## [INSTRUCTIONS TO FOLLOW]
In the entries below, identify every line with the string "image" and copy it.

--

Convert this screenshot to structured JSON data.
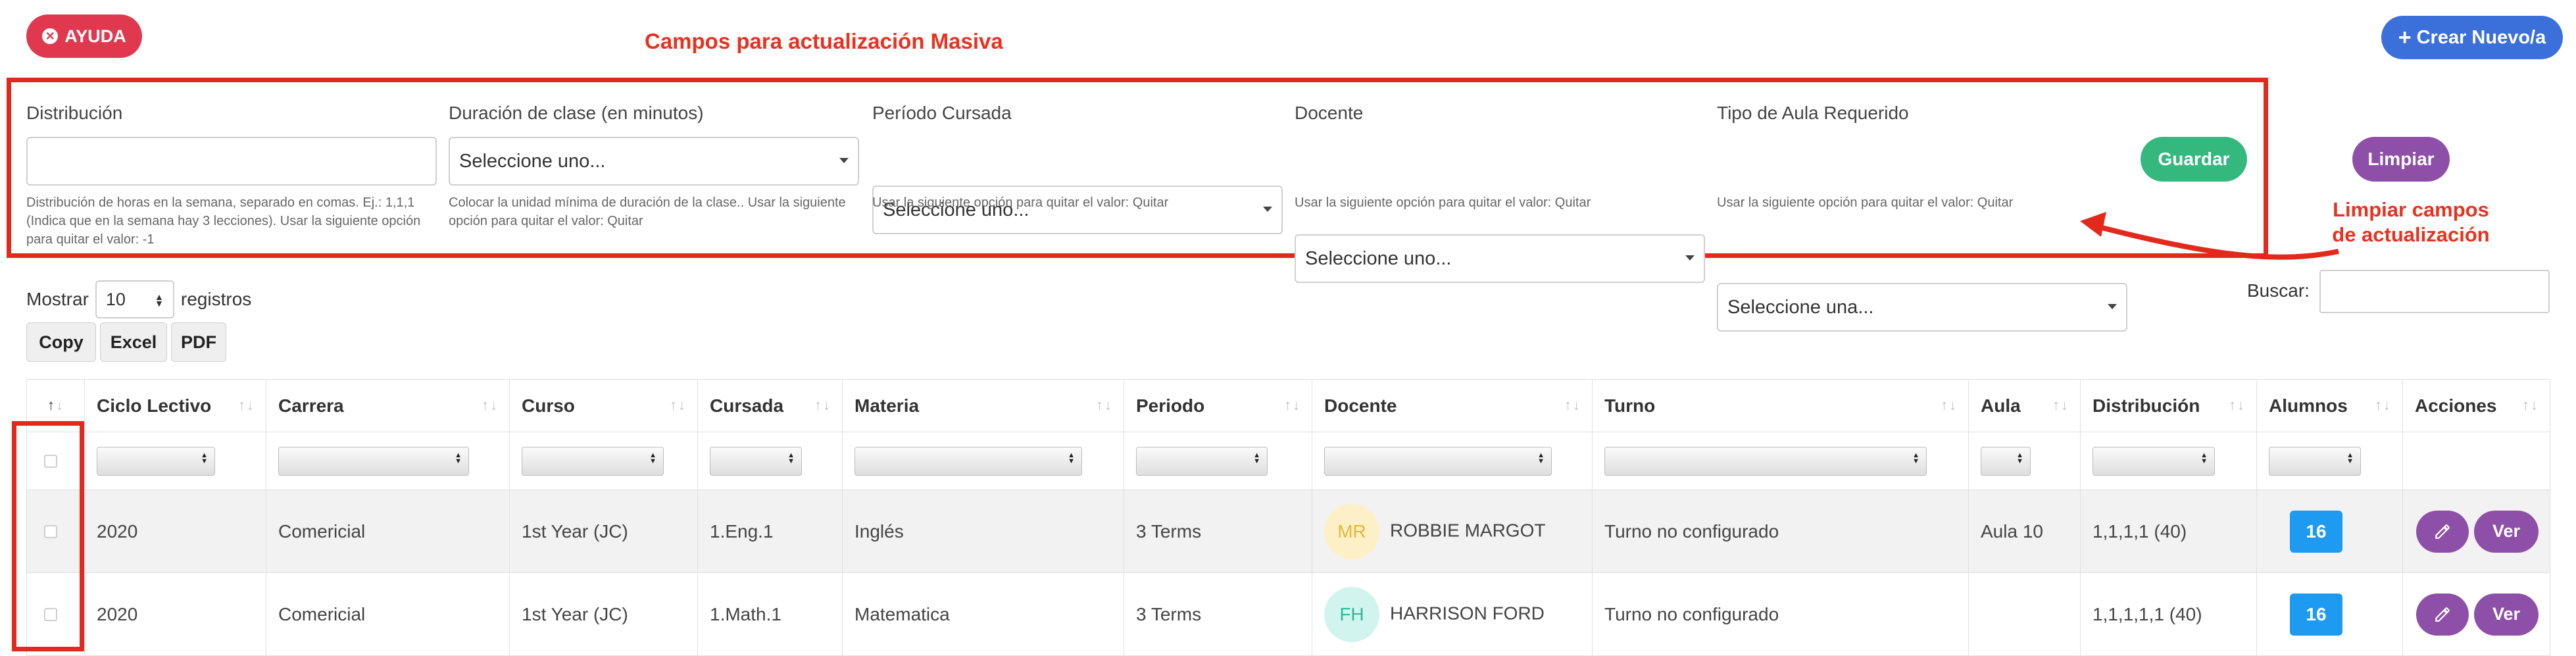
{
  "header": {
    "help_label": "AYUDA",
    "section_title": "Campos para actualización Masiva",
    "create_label": "Crear Nuevo/a"
  },
  "massUpdate": {
    "fields": [
      {
        "label": "Distribución",
        "value": "",
        "help": "Distribución de horas en la semana, separado en comas. Ej.: 1,1,1 (Indica que en la semana hay 3 lecciones). Usar la siguiente opción para quitar el valor: -1"
      },
      {
        "label": "Duración de clase (en minutos)",
        "value": "Seleccione uno...",
        "help": "Colocar la unidad mínima de duración de la clase.. Usar la siguiente opción para quitar el valor: Quitar"
      },
      {
        "label": "Período Cursada",
        "value": "Seleccione uno...",
        "help": "Usar la siguiente opción para quitar el valor: Quitar"
      },
      {
        "label": "Docente",
        "value": "Seleccione uno...",
        "help": "Usar la siguiente opción para quitar el valor: Quitar"
      },
      {
        "label": "Tipo de Aula Requerido",
        "value": "Seleccione una...",
        "help": "Usar la siguiente opción para quitar el valor: Quitar"
      }
    ],
    "save_label": "Guardar",
    "clear_label": "Limpiar",
    "clear_annotation": "Limpiar campos de actualización"
  },
  "table": {
    "show_label": "Mostrar",
    "page_length": "10",
    "records_label": "registros",
    "search_label": "Buscar:",
    "search_value": "",
    "export_buttons": [
      "Copy",
      "Excel",
      "PDF"
    ],
    "columns": [
      "",
      "Ciclo Lectivo",
      "Carrera",
      "Curso",
      "Cursada",
      "Materia",
      "Periodo",
      "Docente",
      "Turno",
      "Aula",
      "Distribución",
      "Alumnos",
      "Acciones"
    ],
    "rows": [
      {
        "ciclo": "2020",
        "carrera": "Comericial",
        "curso": "1st Year (JC)",
        "cursada": "1.Eng.1",
        "materia": "Inglés",
        "periodo": "3 Terms",
        "avatar_initials": "MR",
        "avatar_bg": "#fdf0c6",
        "avatar_fg": "#e8b73a",
        "docente": "ROBBIE MARGOT",
        "turno": "Turno no configurado",
        "aula": "Aula 10",
        "distribucion": "1,1,1,1 (40)",
        "alumnos": "16",
        "ver": "Ver"
      },
      {
        "ciclo": "2020",
        "carrera": "Comericial",
        "curso": "1st Year (JC)",
        "cursada": "1.Math.1",
        "materia": "Matematica",
        "periodo": "3 Terms",
        "avatar_initials": "FH",
        "avatar_bg": "#d2f4ee",
        "avatar_fg": "#2fb89c",
        "docente": "HARRISON FORD",
        "turno": "Turno no configurado",
        "aula": "",
        "distribucion": "1,1,1,1,1 (40)",
        "alumnos": "16",
        "ver": "Ver"
      }
    ]
  },
  "colors": {
    "annotation_red": "#e3291c",
    "help_button": "#e0394f",
    "create_button": "#3b6fd9",
    "save_button": "#35b87e",
    "purple": "#8e4fa8",
    "badge_blue": "#1e9af0"
  }
}
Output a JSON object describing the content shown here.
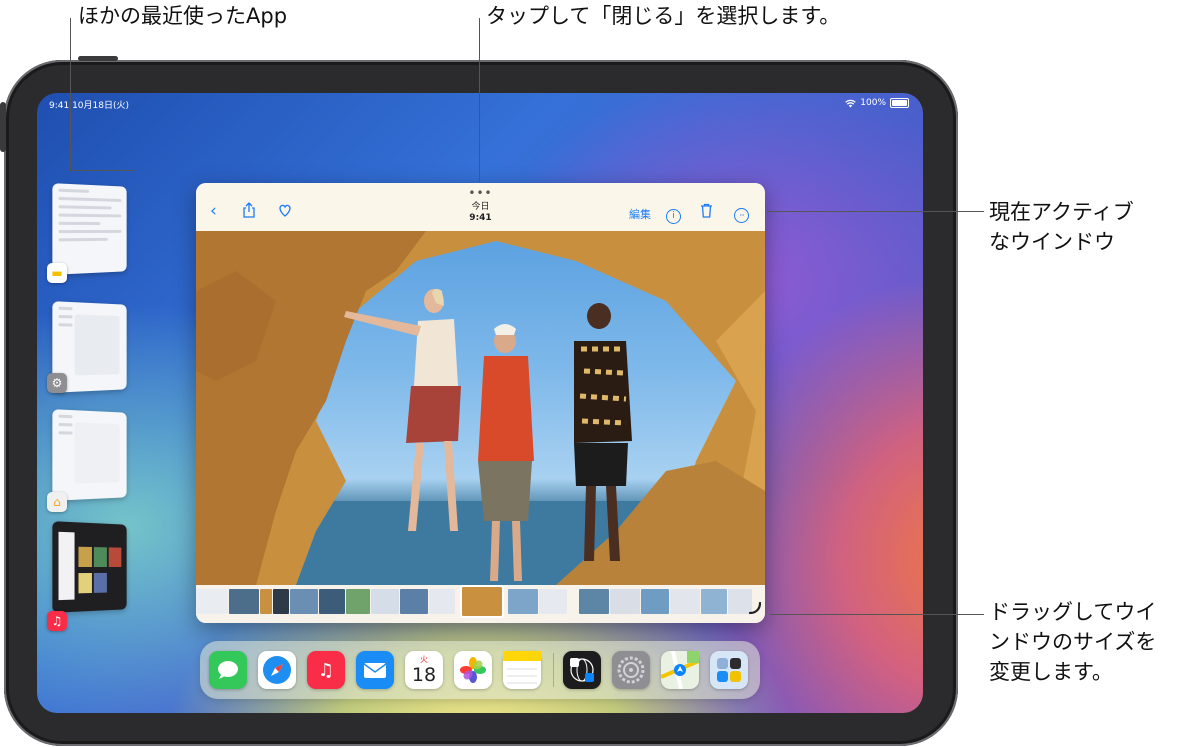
{
  "callouts": {
    "other_apps": "ほかの最近使ったApp",
    "tap_close": "タップして「閉じる」を選択します。",
    "active_window": "現在アクティブ\nなウインドウ",
    "drag_resize": "ドラッグしてウイ\nンドウのサイズを\n変更します。"
  },
  "status": {
    "time_date": "9:41  10月18日(火)",
    "battery": "100%"
  },
  "window": {
    "title": "今日",
    "time": "9:41",
    "edit": "編集",
    "dots": "•••"
  },
  "dock": {
    "calendar_day": "火",
    "calendar_date": "18"
  },
  "icons": {
    "back": "chevron-left-icon",
    "share": "share-icon",
    "heart": "heart-icon",
    "info": "info-icon",
    "trash": "trash-icon",
    "more": "more-icon",
    "wifi": "wifi-icon",
    "battery": "battery-icon",
    "resize": "resize-handle-icon"
  },
  "colors": {
    "accent": "#1a7cf5",
    "toolbar": "#fbf6ea"
  }
}
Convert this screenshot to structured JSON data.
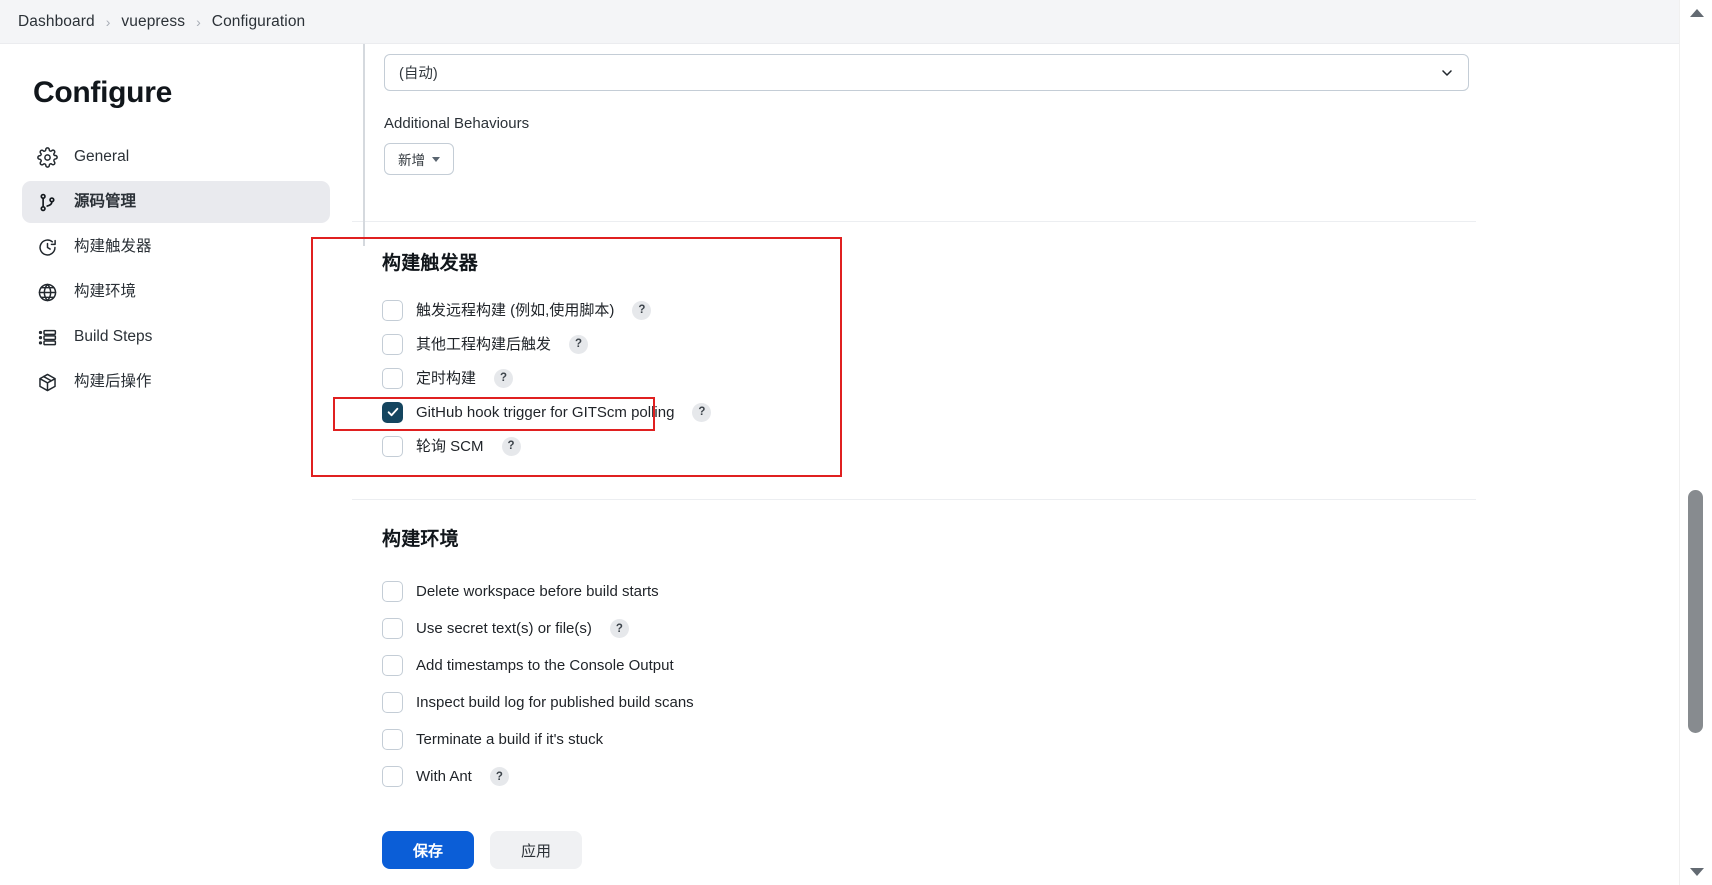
{
  "breadcrumb": {
    "items": [
      "Dashboard",
      "vuepress",
      "Configuration"
    ],
    "separator": "›"
  },
  "sidebar": {
    "title": "Configure",
    "items": [
      {
        "label": "General",
        "icon": "gear-icon",
        "active": false
      },
      {
        "label": "源码管理",
        "icon": "git-branch-icon",
        "active": true
      },
      {
        "label": "构建触发器",
        "icon": "clock-icon",
        "active": false
      },
      {
        "label": "构建环境",
        "icon": "globe-icon",
        "active": false
      },
      {
        "label": "Build Steps",
        "icon": "list-icon",
        "active": false
      },
      {
        "label": "构建后操作",
        "icon": "package-icon",
        "active": false
      }
    ]
  },
  "scm_section": {
    "select_value": "(自动)",
    "additional_behaviours_label": "Additional Behaviours",
    "add_button_label": "新增"
  },
  "triggers_section": {
    "title": "构建触发器",
    "items": [
      {
        "label": "触发远程构建 (例如,使用脚本)",
        "checked": false,
        "help": "?"
      },
      {
        "label": "其他工程构建后触发",
        "checked": false,
        "help": "?"
      },
      {
        "label": "定时构建",
        "checked": false,
        "help": "?"
      },
      {
        "label": "GitHub hook trigger for GITScm polling",
        "checked": true,
        "help": "?"
      },
      {
        "label": "轮询 SCM",
        "checked": false,
        "help": "?"
      }
    ]
  },
  "environment_section": {
    "title": "构建环境",
    "items": [
      {
        "label": "Delete workspace before build starts",
        "checked": false,
        "help": null
      },
      {
        "label": "Use secret text(s) or file(s)",
        "checked": false,
        "help": "?"
      },
      {
        "label": "Add timestamps to the Console Output",
        "checked": false,
        "help": null
      },
      {
        "label": "Inspect build log for published build scans",
        "checked": false,
        "help": null
      },
      {
        "label": "Terminate a build if it's stuck",
        "checked": false,
        "help": null
      },
      {
        "label": "With Ant",
        "checked": false,
        "help": "?"
      }
    ]
  },
  "footer": {
    "save_label": "保存",
    "apply_label": "应用"
  },
  "colors": {
    "accent_blue": "#0b5ed7",
    "checked_checkbox": "#14455f",
    "annotation_red": "#e02020",
    "sidebar_active_bg": "#e9eaee"
  }
}
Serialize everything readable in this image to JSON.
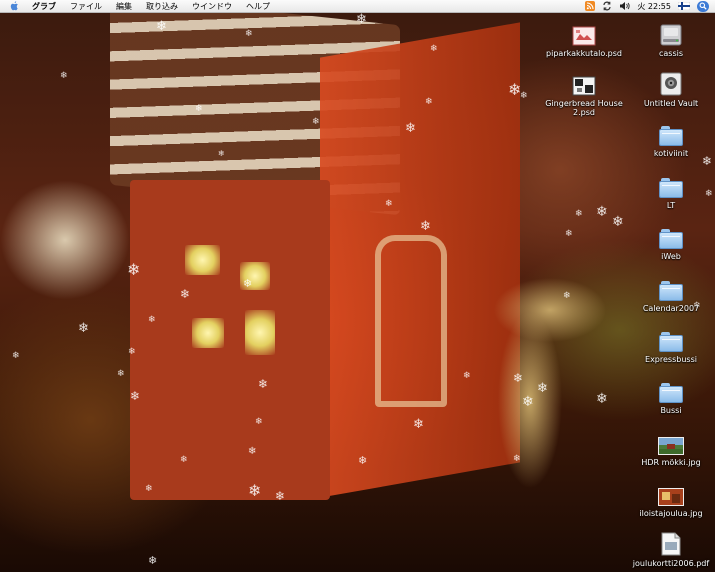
{
  "menubar": {
    "app_name": "グラブ",
    "menus": [
      "ファイル",
      "編集",
      "取り込み",
      "ウインドウ",
      "ヘルプ"
    ],
    "clock": "火 22:55",
    "status_icons": [
      "rss-icon",
      "sync-icon",
      "volume-icon",
      "flag-fi-icon",
      "spotlight-icon"
    ]
  },
  "desktop": {
    "icons": [
      {
        "label": "piparkakkutalo.psd",
        "kind": "psd-file-icon"
      },
      {
        "label": "cassis",
        "kind": "hard-drive-icon"
      },
      {
        "label": "Gingerbread House\n2.psd",
        "kind": "psd-file-icon"
      },
      {
        "label": "Untitled Vault",
        "kind": "vault-icon"
      },
      {
        "label": "kotiviinit",
        "kind": "folder-icon"
      },
      {
        "label": "LT",
        "kind": "folder-icon"
      },
      {
        "label": "iWeb",
        "kind": "folder-icon"
      },
      {
        "label": "Calendar2007",
        "kind": "folder-icon"
      },
      {
        "label": "Expressbussi",
        "kind": "folder-icon"
      },
      {
        "label": "Bussi",
        "kind": "folder-icon"
      },
      {
        "label": "HDR mökki.jpg",
        "kind": "jpg-file-icon"
      },
      {
        "label": "iloistajoulua.jpg",
        "kind": "jpg-file-icon"
      },
      {
        "label": "joulukortti2006.pdf",
        "kind": "pdf-file-icon"
      }
    ]
  },
  "colors": {
    "menubar": "#f0f0f0",
    "folder": "#8cbce9",
    "spotlight": "#3d7bd6",
    "wallpaper_red": "#d84a20"
  }
}
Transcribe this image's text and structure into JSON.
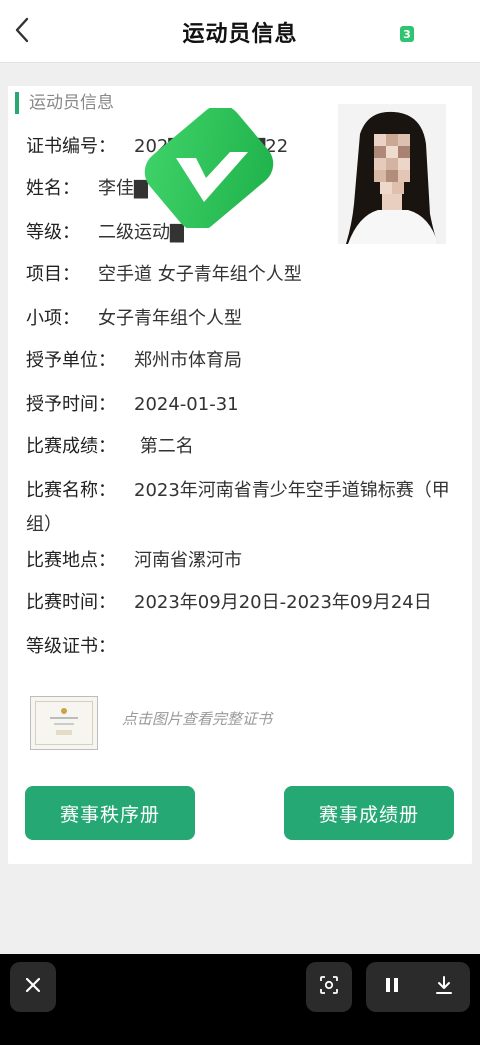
{
  "header": {
    "title": "运动员信息",
    "badge": "3"
  },
  "card": {
    "section_title": "运动员信息",
    "fields": [
      {
        "label": "证书编号：",
        "value": "202▇▇▇▇▇▇▇22"
      },
      {
        "label": "姓名：",
        "value": "李佳▇"
      },
      {
        "label": "等级：",
        "value": "二级运动▇"
      },
      {
        "label": "项目：",
        "value": "空手道 女子青年组个人型"
      },
      {
        "label": "小项：",
        "value": "女子青年组个人型"
      },
      {
        "label": "授予单位：",
        "value": "郑州市体育局"
      },
      {
        "label": "授予时间：",
        "value": "2024-01-31"
      },
      {
        "label": "比赛成绩：",
        "value": " 第二名"
      },
      {
        "label": "比赛名称：",
        "value": "2023年河南省青少年空手道锦标赛（甲组）"
      },
      {
        "label": "比赛地点：",
        "value": "河南省漯河市"
      },
      {
        "label": "比赛时间：",
        "value": "2023年09月20日-2023年09月24日"
      },
      {
        "label": "等级证书：",
        "value": ""
      }
    ],
    "certificate_hint": "点击图片查看完整证书",
    "buttons": {
      "order_book": "赛事秩序册",
      "results_book": "赛事成绩册"
    }
  },
  "colors": {
    "accent": "#25a874",
    "badge_green": "#33c45a"
  },
  "icons": [
    "back-icon",
    "verified-check-icon",
    "close-icon",
    "screenshot-icon",
    "pause-icon",
    "download-icon"
  ]
}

--

## [SOLVED PROBLEM]
Serialize everything readable in this image to JSON.
Transcribe this image's text and structure into JSON.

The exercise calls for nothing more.